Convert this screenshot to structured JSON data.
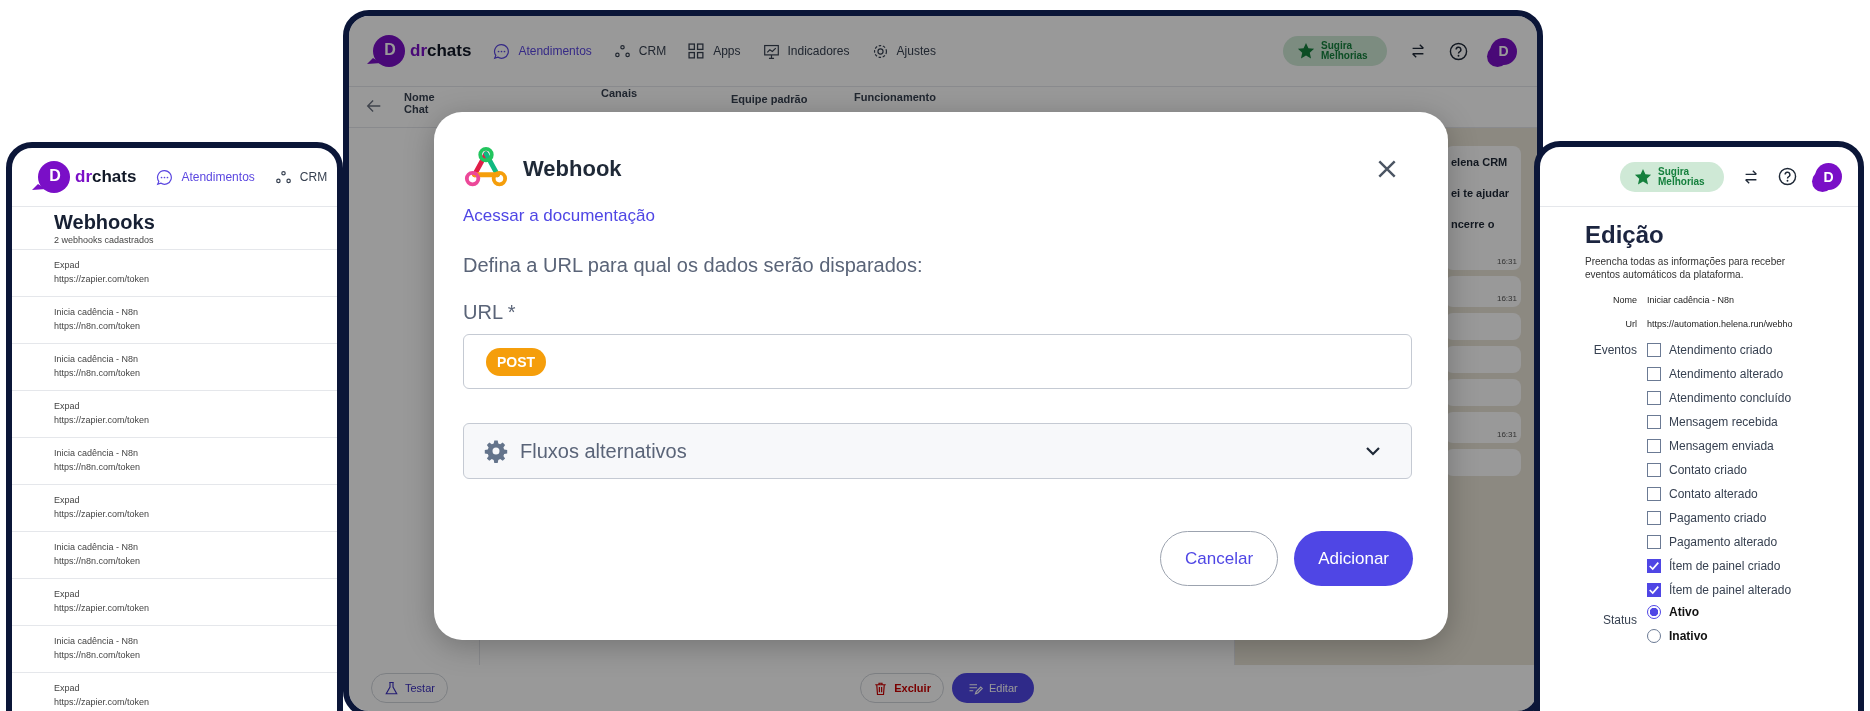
{
  "left_window": {
    "logo": {
      "mark": "D",
      "word_1": "dr",
      "word_2": "chats"
    },
    "nav": [
      {
        "label": "Atendimentos",
        "selected": true
      },
      {
        "label": "CRM",
        "selected": false
      }
    ],
    "title": "Webhooks",
    "subtitle": "2 webhooks cadastrados",
    "webhooks": [
      {
        "name": "Expad",
        "url": "https://zapier.com/token"
      },
      {
        "name": "Inicia cadência - N8n",
        "url": "https://n8n.com/token"
      },
      {
        "name": "Inicia cadência - N8n",
        "url": "https://n8n.com/token"
      },
      {
        "name": "Expad",
        "url": "https://zapier.com/token"
      },
      {
        "name": "Inicia cadência - N8n",
        "url": "https://n8n.com/token"
      },
      {
        "name": "Expad",
        "url": "https://zapier.com/token"
      },
      {
        "name": "Inicia cadência - N8n",
        "url": "https://n8n.com/token"
      },
      {
        "name": "Expad",
        "url": "https://zapier.com/token"
      },
      {
        "name": "Inicia cadência - N8n",
        "url": "https://n8n.com/token"
      },
      {
        "name": "Expad",
        "url": "https://zapier.com/token"
      }
    ]
  },
  "main_window": {
    "logo": {
      "mark": "D",
      "word_1": "dr",
      "word_2": "chats"
    },
    "nav": [
      {
        "label": "Atendimentos",
        "selected": true
      },
      {
        "label": "CRM",
        "selected": false
      },
      {
        "label": "Apps",
        "selected": false
      },
      {
        "label": "Indicadores",
        "selected": false
      },
      {
        "label": "Ajustes",
        "selected": false
      }
    ],
    "suggest_button": "Sugira Melhorias",
    "avatar": "D",
    "columns": [
      "Nome Chat",
      "Canais",
      "Equipe padrão",
      "Funcionamento"
    ],
    "chat_bubbles": [
      {
        "kind": "message",
        "lines": [
          "elena CRM",
          "ei te ajudar",
          "ncerre o"
        ],
        "time": "16:31"
      },
      {
        "kind": "message",
        "time": "16:31"
      },
      {
        "kind": "stub"
      },
      {
        "kind": "stub"
      },
      {
        "kind": "stub"
      },
      {
        "kind": "message",
        "time": "16:31"
      },
      {
        "kind": "stub"
      }
    ],
    "footer_buttons": [
      {
        "label": "Testar",
        "kind": "outline"
      },
      {
        "label": "Excluir",
        "kind": "danger"
      },
      {
        "label": "Editar",
        "kind": "primary"
      }
    ]
  },
  "modal": {
    "title": "Webhook",
    "doc_link": "Acessar a documentação",
    "instruction": "Defina a URL para qual os dados serão disparados:",
    "url_label": "URL *",
    "method": "POST",
    "accordion": {
      "label": "Fluxos alternativos",
      "expanded": false
    },
    "buttons": [
      {
        "label": "Cancelar",
        "kind": "secondary"
      },
      {
        "label": "Adicionar",
        "kind": "primary"
      }
    ]
  },
  "right_window": {
    "suggest_button": "Sugira Melhorias",
    "avatar": "D",
    "title": "Edição",
    "description": "Preencha todas as informações para receber eventos automáticos da plataforma.",
    "fields": [
      {
        "label": "Nome",
        "value": "Iniciar cadência - N8n"
      },
      {
        "label": "Url",
        "value": "https://automation.helena.run/webho"
      }
    ],
    "events_label": "Eventos",
    "events": [
      {
        "label": "Atendimento criado",
        "checked": false
      },
      {
        "label": "Atendimento alterado",
        "checked": false
      },
      {
        "label": "Atendimento concluído",
        "checked": false
      },
      {
        "label": "Mensagem recebida",
        "checked": false
      },
      {
        "label": "Mensagem enviada",
        "checked": false
      },
      {
        "label": "Contato criado",
        "checked": false
      },
      {
        "label": "Contato alterado",
        "checked": false
      },
      {
        "label": "Pagamento criado",
        "checked": false
      },
      {
        "label": "Pagamento alterado",
        "checked": false
      },
      {
        "label": "Ítem de painel criado",
        "checked": true
      },
      {
        "label": "Ítem de painel alterado",
        "checked": true
      }
    ],
    "status_label": "Status",
    "status_options": [
      {
        "label": "Ativo",
        "selected": true
      },
      {
        "label": "Inativo",
        "selected": false
      }
    ]
  }
}
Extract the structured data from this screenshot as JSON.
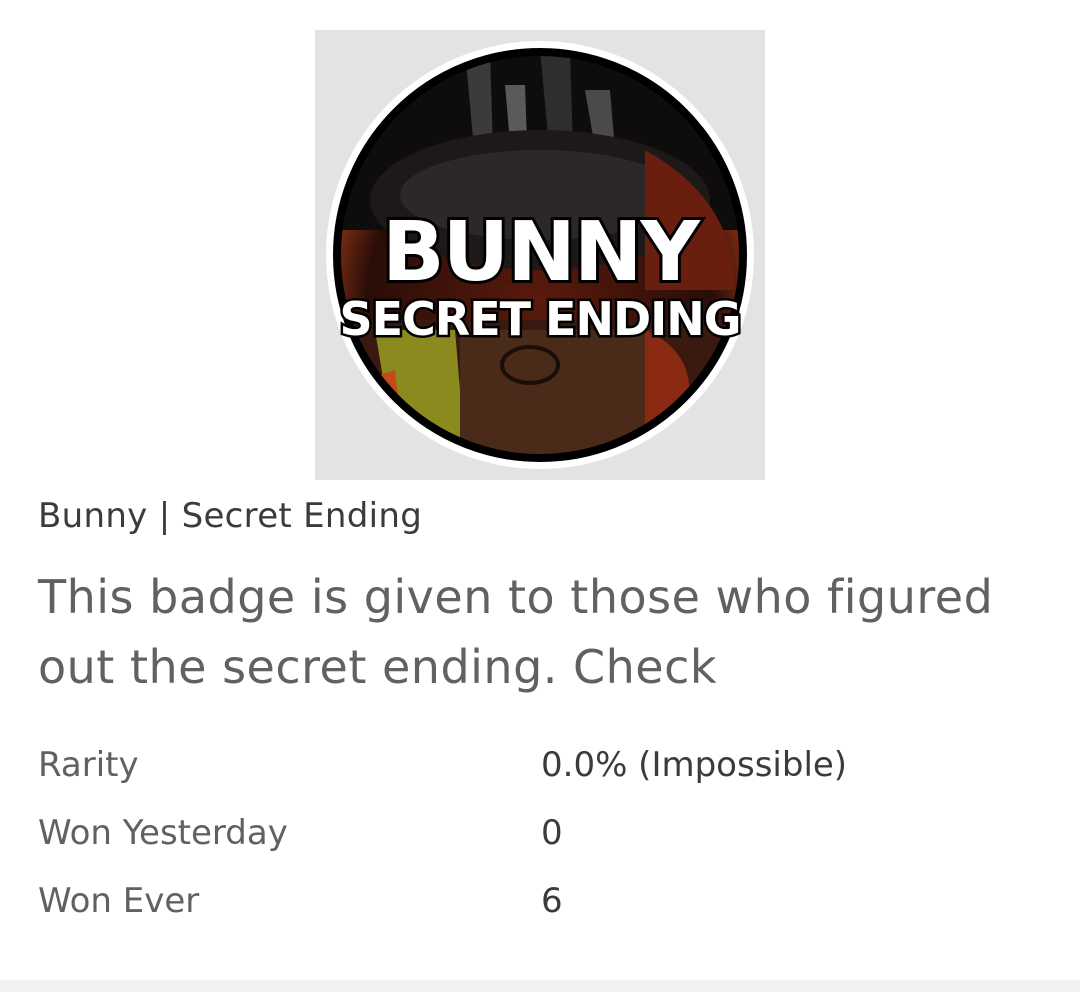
{
  "badge": {
    "image_title_line1": "BUNNY",
    "image_title_line2": "SECRET ENDING",
    "name": "Bunny | Secret Ending",
    "description": "This badge is given to those who figured out the secret ending. Check"
  },
  "stats": [
    {
      "label": "Rarity",
      "value": "0.0% (Impossible)"
    },
    {
      "label": "Won Yesterday",
      "value": "0"
    },
    {
      "label": "Won Ever",
      "value": "6"
    }
  ],
  "colors": {
    "background": "#ffffff",
    "label_text": "#606162",
    "value_text": "#393b3d",
    "thumbnail_frame": "#e3e3e3",
    "badge_dark": "#1a1514",
    "badge_rust": "#8a2a12",
    "badge_orange": "#c44a1c",
    "badge_olive": "#8a8a1e"
  }
}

**INSTRUCTIONS TO FOLLOW:** Copy each line of the data that contains the word "JSON".

**EXERCISE RESPONSE:**
Convert this screenshot to structured JSON data.
Extract the structured data from this screenshot as JSON.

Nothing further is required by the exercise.